Problem details:
Copy each line below in which the word "épaisseur" occurs.

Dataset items
((

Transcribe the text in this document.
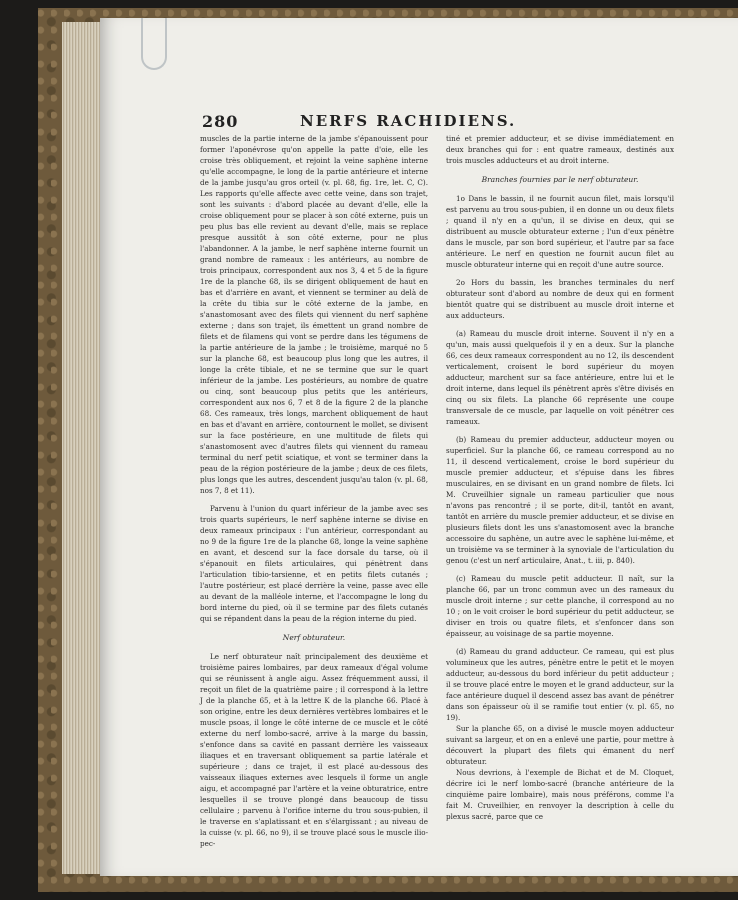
280	NERFS RACHIDIENS.

muscles de la partie interne de la jambe s'épanouissent pour former l'aponévrose qu'on appelle la patte d'oie, elle les croise très obliquement, et rejoint la veine saphène interne qu'elle accompagne, le long de la partie antérieure et interne de la jambe jusqu'au gros orteil (v. pl. 68, fig. 1re, let. C, C). Les rapports qu'elle affecte avec cette veine, dans son trajet, sont les suivants : d'abord placée au devant d'elle, elle la croise obliquement pour se placer à son côté externe, puis un peu plus bas elle revient au devant d'elle, mais se replace presque aussitôt à son côté externe, pour ne plus l'abandonner. A la jambe, le nerf saphène interne fournit un grand nombre de rameaux : les antérieurs, au nombre de trois principaux, correspondent aux nos 3, 4 et 5 de la figure 1re de la planche 68, ils se dirigent obliquement de haut en bas et d'arrière en avant, et viennent se terminer au delà de la crête du tibia sur le côté externe de la jambe, en s'anastomosant avec des filets qui viennent du nerf saphène externe ; dans son trajet, ils émettent un grand nombre de filets et de filamens qui vont se perdre dans les tégumens de la partie antérieure de la jambe ; le troisième, marqué no 5 sur la planche 68, est beaucoup plus long que les autres, il longe la crête tibiale, et ne se termine que sur le quart inférieur de la jambe. Les postérieurs, au nombre de quatre ou cinq, sont beaucoup plus petits que les antérieurs, correspondent aux nos 6, 7 et 8 de la figure 2 de la planche 68. Ces rameaux, très longs, marchent obliquement de haut en bas et d'avant en arrière, contournent le mollet, se divisent sur la face postérieure, en une multitude de filets qui s'anastomosent avec d'autres filets qui viennent du rameau terminal du nerf petit sciatique, et vont se terminer dans la peau de la région postérieure de la jambe ; deux de ces filets, plus longs que les autres, descendent jusqu'au talon (v. pl. 68, nos 7, 8 et 11).

Parvenu à l'union du quart inférieur de la jambe avec ses trois quarts supérieurs, le nerf saphène interne se divise en deux rameaux principaux : l'un antérieur, correspondant au no 9 de la figure 1re de la planche 68, longe la veine saphène en avant, et descend sur la face dorsale du tarse, où il s'épanouit en filets articulaires, qui pénètrent dans l'articulation tibio-tarsienne, et en petits filets cutanés ; l'autre postérieur, est placé derrière la veine, passe avec elle au devant de la malléole interne, et l'accompagne le long du bord interne du pied, où il se termine par des filets cutanés qui se répandent dans la peau de la région interne du pied.

Nerf obturateur.

Le nerf obturateur naît principalement des deuxième et troisième paires lombaires, par deux rameaux d'égal volume qui se réunissent à angle aigu. Assez fréquemment aussi, il reçoit un filet de la quatrième paire ; il correspond à la lettre J de la planche 65, et à la lettre K de la planche 66. Placé à son origine, entre les deux dernières vertèbres lombaires et le muscle psoas, il longe le côté interne de ce muscle et le côté externe du nerf lombo-sacré, arrive à la marge du bassin, s'enfonce dans sa cavité en passant derrière les vaisseaux iliaques et en traversant obliquement sa partie latérale et supérieure ; dans ce trajet, il est placé au-dessous des vaisseaux iliaques externes avec lesquels il forme un angle aigu, et accompagné par l'artère et la veine obturatrice, entre lesquelles il se trouve plongé dans beaucoup de tissu cellulaire ; parvenu à l'orifice interne du trou sous-pubien, il le traverse en s'aplatissant et en s'élargissant ; au niveau de la cuisse (v. pl. 66, no 9), il se trouve placé sous le muscle ilio-pec-

tiné et premier adducteur, et se divise immédiatement en deux branches qui for : ent quatre rameaux, destinés aux trois muscles adducteurs et au droit interne.

Branches fournies par le nerf obturateur.

1o Dans le bassin, il ne fournit aucun filet, mais lorsqu'il est parvenu au trou sous-pubien, il en donne un ou deux filets ; quand il n'y en a qu'un, il se divise en deux, qui se distribuent au muscle obturateur externe ; l'un d'eux pénètre dans le muscle, par son bord supérieur, et l'autre par sa face antérieure. Le nerf en question ne fournit aucun filet au muscle obturateur interne qui en reçoit d'une autre source.

2o Hors du bassin, les branches terminales du nerf obturateur sont d'abord au nombre de deux qui en forment bientôt quatre qui se distribuent au muscle droit interne et aux adducteurs.

(a) Rameau du muscle droit interne. Souvent il n'y en a qu'un, mais aussi quelquefois il y en a deux. Sur la planche 66, ces deux rameaux correspondent au no 12, ils descendent verticalement, croisent le bord supérieur du moyen adducteur, marchent sur sa face antérieure, entre lui et le droit interne, dans lequel ils pénètrent après s'être divisés en cinq ou six filets. La planche 66 représente une coupe transversale de ce muscle, par laquelle on voit pénétrer ces rameaux.

(b) Rameau du premier adducteur, adducteur moyen ou superficiel. Sur la planche 66, ce rameau correspond au no 11, il descend verticalement, croise le bord supérieur du muscle premier adducteur, et s'épuise dans les fibres musculaires, en se divisant en un grand nombre de filets. Ici M. Cruveilhier signale un rameau particulier que nous n'avons pas rencontré ; il se porte, dit-il, tantôt en avant, tantôt en arrière du muscle premier adducteur, et se divise en plusieurs filets dont les uns s'anastomosent avec la branche accessoire du saphène, un autre avec le saphène lui-même, et un troisième va se terminer à la synoviale de l'articulation du genou (c'est un nerf articulaire, Anat., t. iii, p. 840).

(c) Rameau du muscle petit adducteur. Il naît, sur la planche 66, par un tronc commun avec un des rameaux du muscle droit interne ; sur cette planche, il correspond au no 10 ; on le voit croiser le bord supérieur du petit adducteur, se diviser en trois ou quatre filets, et s'enfoncer dans son épaisseur, au voisinage de sa partie moyenne.

(d) Rameau du grand adducteur. Ce rameau, qui est plus volumineux que les autres, pénètre entre le petit et le moyen adducteur, au-dessous du bord inférieur du petit adducteur ; il se trouve placé entre le moyen et le grand adducteur, sur la face antérieure duquel il descend assez bas avant de pénétrer dans son épaisseur où il se ramifie tout entier (v. pl. 65, no 19).

Sur la planche 65, on a divisé le muscle moyen adducteur suivant sa largeur, et on en a enlevé une partie, pour mettre à découvert la plupart des filets qui émanent du nerf obturateur.

Nous devrions, à l'exemple de Bichat et de M. Cloquet, décrire ici le nerf lombo-sacré (branche antérieure de la cinquième paire lombaire), mais nous préférons, comme l'a fait M. Cruveilhier, en renvoyer la description à celle du plexus sacré, parce que ce
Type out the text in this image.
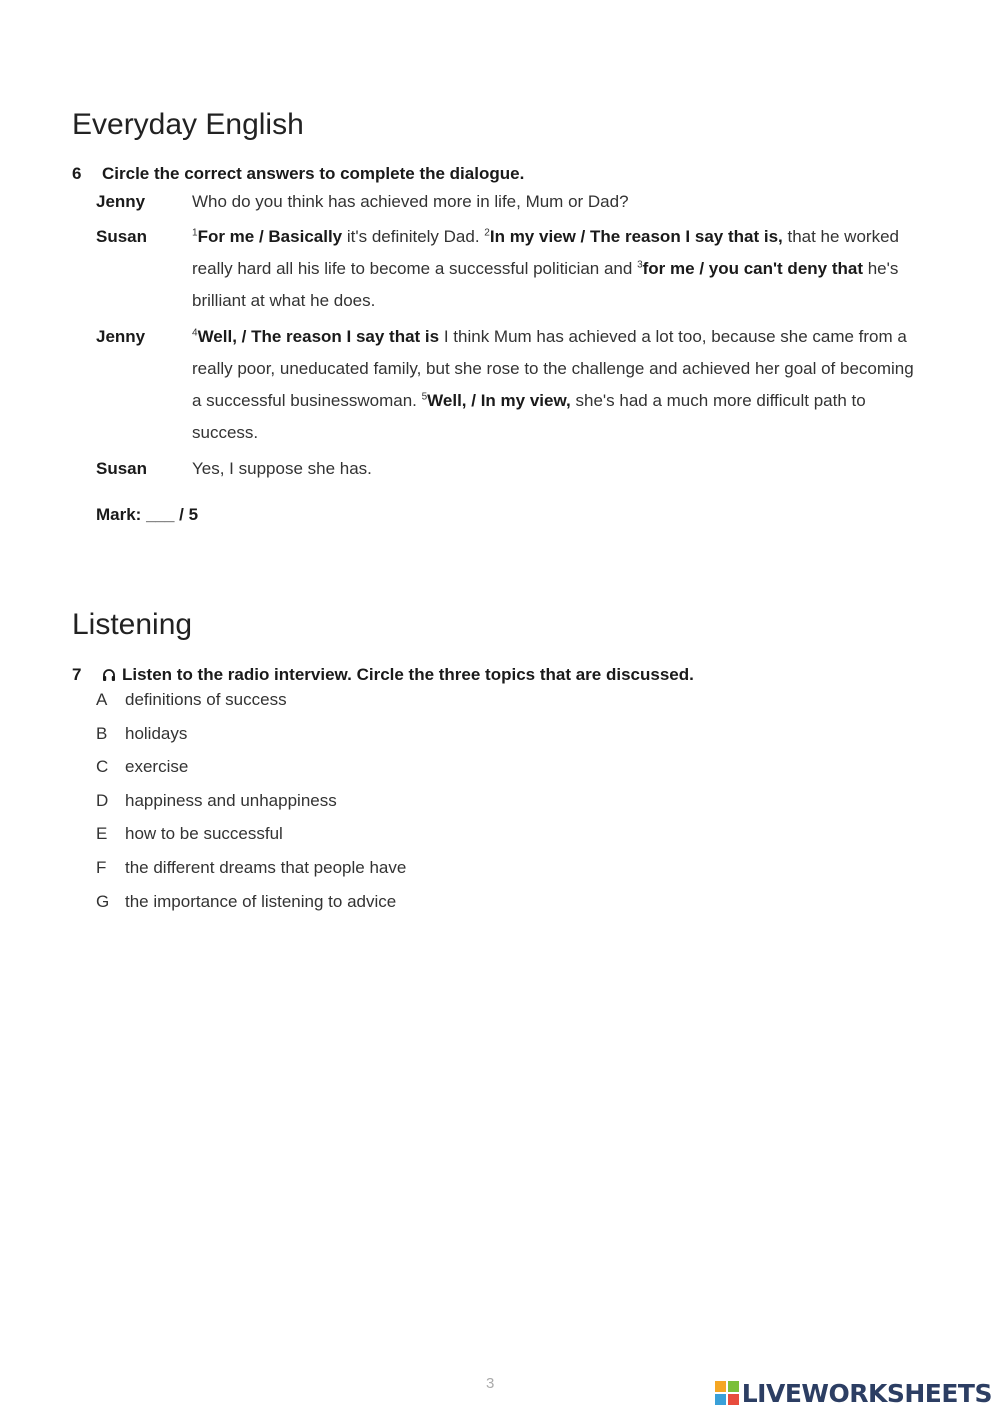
Everyday English
6 Circle the correct answers to complete the dialogue.
Jenny	Who do you think has achieved more in life, Mum or Dad?
Susan	$^1$For me / Basically it's definitely Dad. $^2$In my view / The reason I say that is, that he worked really hard all his life to become a successful politician and $^3$for me / you can't deny that he's brilliant at what he does.
Jenny	$^4$Well, / The reason I say that is I think Mum has achieved a lot too, because she came from a really poor, uneducated family, but she rose to the challenge and achieved her goal of becoming a successful businesswoman. $^5$Well, / In my view, she's had a much more difficult path to success.
Susan	Yes, I suppose she has.
Mark: ___ / 5
Listening
7 Listen to the radio interview. Circle the three topics that are discussed.
A definitions of success
B holidays
C exercise
D happiness and unhappiness
E how to be successful
F the different dreams that people have
G the importance of listening to advice
3	LIVEWORKSHEETS
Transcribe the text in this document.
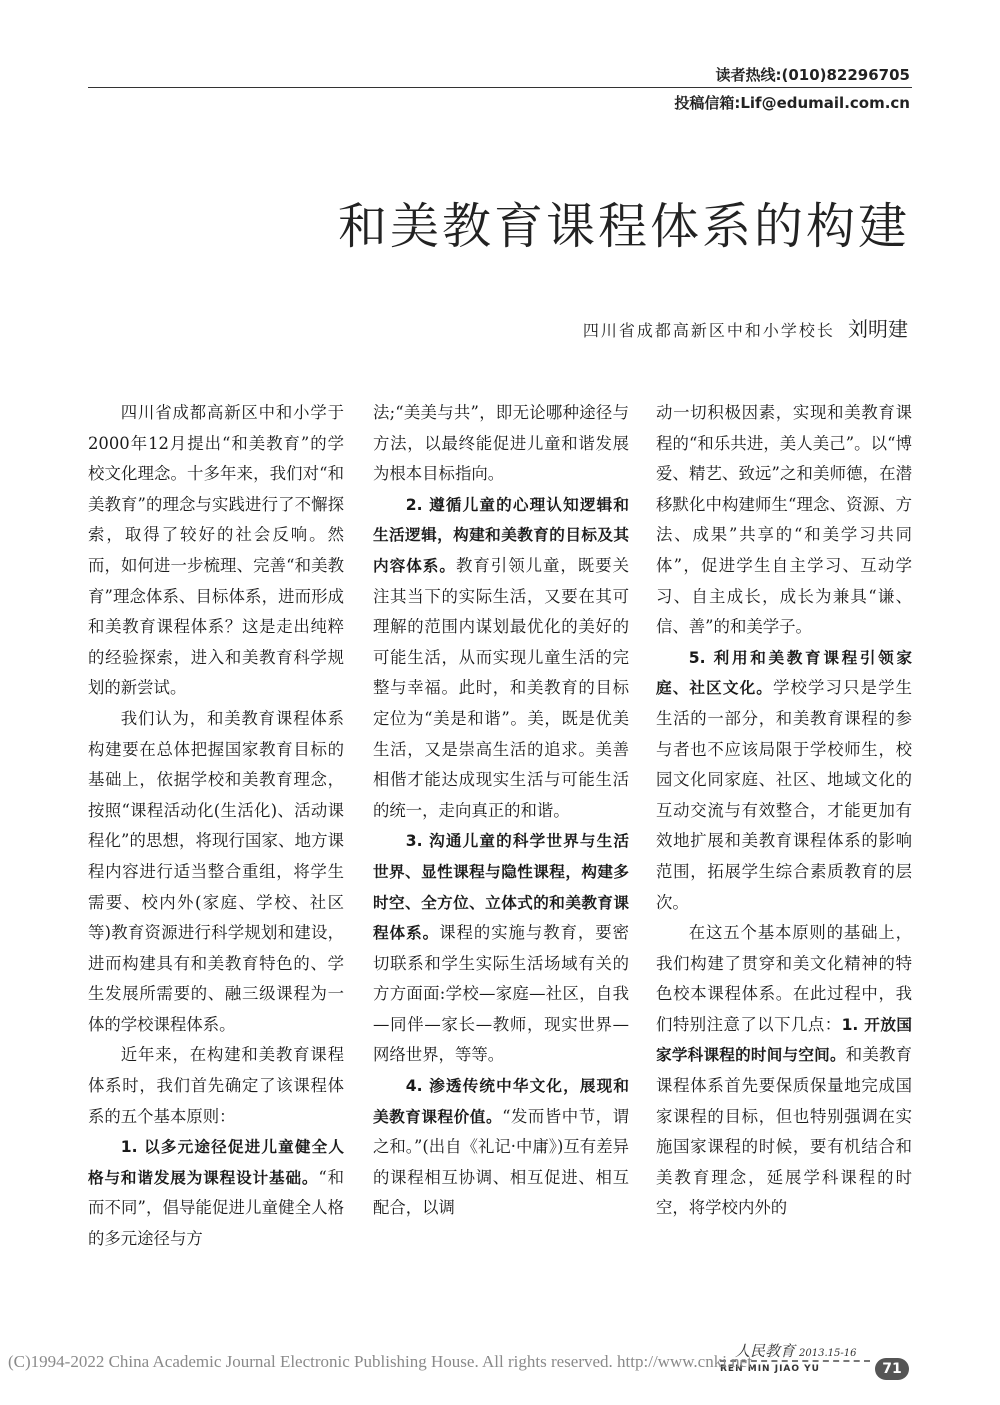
读者热线:(010)82296705
投稿信箱:Lif@edumail.com.cn
和美教育课程体系的构建
四川省成都高新区中和小学校长 刘明建

四川省成都高新区中和小学于2000年12月提出“和美教育”的学校文化理念。十多年来，我们对“和美教育”的理念与实践进行了不懈探索，取得了较好的社会反响。然而，如何进一步梳理、完善“和美教育”理念体系、目标体系，进而形成和美教育课程体系？这是走出纯粹的经验探索，进入和美教育科学规划的新尝试。

我们认为，和美教育课程体系构建要在总体把握国家教育目标的基础上，依据学校和美教育理念，按照“课程活动化(生活化)、活动课程化”的思想，将现行国家、地方课程内容进行适当整合重组，将学生需要、校内外(家庭、学校、社区等)教育资源进行科学规划和建设，进而构建具有和美教育特色的、学生发展所需要的、融三级课程为一体的学校课程体系。

近年来，在构建和美教育课程体系时，我们首先确定了该课程体系的五个基本原则：

1. 以多元途径促进儿童健全人格与和谐发展为课程设计基础。“和而不同”，倡导能促进儿童健全人格的多元途径与方

法;“美美与共”，即无论哪种途径与方法，以最终能促进儿童和谐发展为根本目标指向。

2. 遵循儿童的心理认知逻辑和生活逻辑，构建和美教育的目标及其内容体系。教育引领儿童，既要关注其当下的实际生活，又要在其可理解的范围内谋划最优化的美好的可能生活，从而实现儿童生活的完整与幸福。此时，和美教育的目标定位为“美是和谐”。美，既是优美生活，又是崇高生活的追求。美善相偕才能达成现实生活与可能生活的统一，走向真正的和谐。

3. 沟通儿童的科学世界与生活世界、显性课程与隐性课程，构建多时空、全方位、立体式的和美教育课程体系。课程的实施与教育，要密切联系和学生实际生活场域有关的方方面面:学校—家庭—社区，自我—同伴—家长—教师，现实世界—网络世界，等等。

4. 渗透传统中华文化，展现和美教育课程价值。“发而皆中节，谓之和。”(出自《礼记·中庸》)互有差异的课程相互协调、相互促进、相互配合，以调

动一切积极因素，实现和美教育课程的“和乐共进，美人美己”。以“博爱、精艺、致远”之和美师德，在潜移默化中构建师生“理念、资源、方法、成果”共享的“和美学习共同体”，促进学生自主学习、互动学习、自主成长，成长为兼具“谦、信、善”的和美学子。

5. 利用和美教育课程引领家庭、社区文化。学校学习只是学生生活的一部分，和美教育课程的参与者也不应该局限于学校师生，校园文化同家庭、社区、地域文化的互动交流与有效整合，才能更加有效地扩展和美教育课程体系的影响范围，拓展学生综合素质教育的层次。

在这五个基本原则的基础上，我们构建了贯穿和美文化精神的特色校本课程体系。在此过程中，我们特别注意了以下几点：1. 开放国家学科课程的时间与空间。和美教育课程体系首先要保质保量地完成国家课程的目标，但也特别强调在实施国家课程的时候，要有机结合和美教育理念，延展学科课程的时空，将学校内外的

人民教育 2013.15-16
REN MIN JIAO YU	71
(C)1994-2022 China Academic Journal Electronic Publishing House. All rights reserved. http://www.cnki.net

))

Answer for this exercise:
(c) Rameau du muscle petit adducteur. Il naît, sur la planche 66, par un tronc commun avec un des rameaux du muscle droit interne ; sur cette planche, il correspond au no 10 ; on le voit croiser le bord supérieur du petit adducteur, se diviser en trois ou quatre filets, et s'enfoncer dans son épaisseur, au voisinage de sa partie moyenne.
(d) Rameau du grand adducteur. Ce rameau, qui est plus volumineux que les autres, pénètre entre le petit et le moyen adducteur, au-dessous du bord inférieur du petit adducteur ; il se trouve placé entre le moyen et le grand adducteur, sur la face antérieure duquel il descend assez bas avant de pénétrer dans son épaisseur où il se ramifie tout entier (v. pl. 65, no 19).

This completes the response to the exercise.